§ **Recorded information**:

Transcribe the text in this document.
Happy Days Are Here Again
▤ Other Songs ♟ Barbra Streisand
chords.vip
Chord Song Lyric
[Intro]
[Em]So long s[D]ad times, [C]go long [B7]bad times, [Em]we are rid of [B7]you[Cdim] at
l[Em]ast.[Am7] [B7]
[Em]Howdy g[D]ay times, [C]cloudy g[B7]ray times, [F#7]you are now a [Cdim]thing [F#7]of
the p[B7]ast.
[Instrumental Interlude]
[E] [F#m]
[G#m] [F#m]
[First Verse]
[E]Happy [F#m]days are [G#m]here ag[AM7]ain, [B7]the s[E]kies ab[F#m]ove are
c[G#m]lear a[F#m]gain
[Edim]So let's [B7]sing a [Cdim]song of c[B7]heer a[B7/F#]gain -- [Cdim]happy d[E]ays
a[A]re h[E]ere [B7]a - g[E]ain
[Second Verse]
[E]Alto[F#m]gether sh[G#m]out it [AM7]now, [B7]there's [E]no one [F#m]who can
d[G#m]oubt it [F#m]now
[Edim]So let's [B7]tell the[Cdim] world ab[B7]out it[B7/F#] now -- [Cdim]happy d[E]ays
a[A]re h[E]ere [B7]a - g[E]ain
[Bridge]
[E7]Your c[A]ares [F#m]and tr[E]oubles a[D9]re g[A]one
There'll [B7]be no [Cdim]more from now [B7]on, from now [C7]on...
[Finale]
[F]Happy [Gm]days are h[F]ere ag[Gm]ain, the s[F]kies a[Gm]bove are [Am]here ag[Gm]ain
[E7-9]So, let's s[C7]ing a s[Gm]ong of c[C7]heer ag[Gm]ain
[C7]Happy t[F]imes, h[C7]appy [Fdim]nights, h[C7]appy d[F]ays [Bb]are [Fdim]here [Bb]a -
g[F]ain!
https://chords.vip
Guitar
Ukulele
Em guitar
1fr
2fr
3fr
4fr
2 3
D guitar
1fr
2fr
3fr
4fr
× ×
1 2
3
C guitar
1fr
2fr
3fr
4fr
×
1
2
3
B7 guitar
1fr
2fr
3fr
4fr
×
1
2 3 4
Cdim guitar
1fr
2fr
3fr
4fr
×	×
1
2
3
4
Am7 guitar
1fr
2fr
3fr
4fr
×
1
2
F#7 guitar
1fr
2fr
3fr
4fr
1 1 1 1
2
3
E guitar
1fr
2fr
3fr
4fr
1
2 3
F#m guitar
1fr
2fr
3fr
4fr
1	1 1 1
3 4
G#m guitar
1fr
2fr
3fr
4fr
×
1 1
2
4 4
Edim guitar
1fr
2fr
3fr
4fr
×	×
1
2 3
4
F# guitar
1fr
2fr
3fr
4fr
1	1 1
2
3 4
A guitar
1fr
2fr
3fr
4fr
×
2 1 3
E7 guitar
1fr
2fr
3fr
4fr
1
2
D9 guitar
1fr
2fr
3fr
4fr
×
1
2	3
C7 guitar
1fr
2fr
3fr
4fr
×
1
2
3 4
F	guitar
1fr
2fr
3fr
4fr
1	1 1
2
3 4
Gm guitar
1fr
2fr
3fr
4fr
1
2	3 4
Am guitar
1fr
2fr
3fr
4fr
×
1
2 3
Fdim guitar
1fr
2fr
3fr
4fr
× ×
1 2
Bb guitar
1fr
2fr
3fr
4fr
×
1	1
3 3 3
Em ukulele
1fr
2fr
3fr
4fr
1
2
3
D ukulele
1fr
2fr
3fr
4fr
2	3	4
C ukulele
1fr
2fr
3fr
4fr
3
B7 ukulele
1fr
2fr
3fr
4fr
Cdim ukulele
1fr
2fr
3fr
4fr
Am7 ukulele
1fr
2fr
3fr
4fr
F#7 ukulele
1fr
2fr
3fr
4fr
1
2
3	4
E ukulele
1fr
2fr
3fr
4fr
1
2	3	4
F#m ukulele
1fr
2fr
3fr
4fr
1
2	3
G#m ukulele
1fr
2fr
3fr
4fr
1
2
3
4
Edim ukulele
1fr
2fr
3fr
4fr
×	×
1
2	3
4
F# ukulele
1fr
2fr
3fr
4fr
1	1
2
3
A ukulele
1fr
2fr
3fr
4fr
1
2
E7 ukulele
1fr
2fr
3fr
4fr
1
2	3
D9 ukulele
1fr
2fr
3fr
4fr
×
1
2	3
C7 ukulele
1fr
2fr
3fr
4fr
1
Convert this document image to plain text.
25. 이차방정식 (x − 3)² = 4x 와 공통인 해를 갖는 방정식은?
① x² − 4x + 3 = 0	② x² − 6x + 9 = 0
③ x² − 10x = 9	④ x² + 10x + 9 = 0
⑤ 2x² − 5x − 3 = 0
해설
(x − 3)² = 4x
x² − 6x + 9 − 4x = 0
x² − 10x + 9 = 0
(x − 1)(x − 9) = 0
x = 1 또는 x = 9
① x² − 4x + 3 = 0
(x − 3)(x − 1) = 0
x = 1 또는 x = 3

§ **Written problem**:
Identify how many lines in the entries above include the string "kies", then state that number alone.

§ **Exercise answer**:
2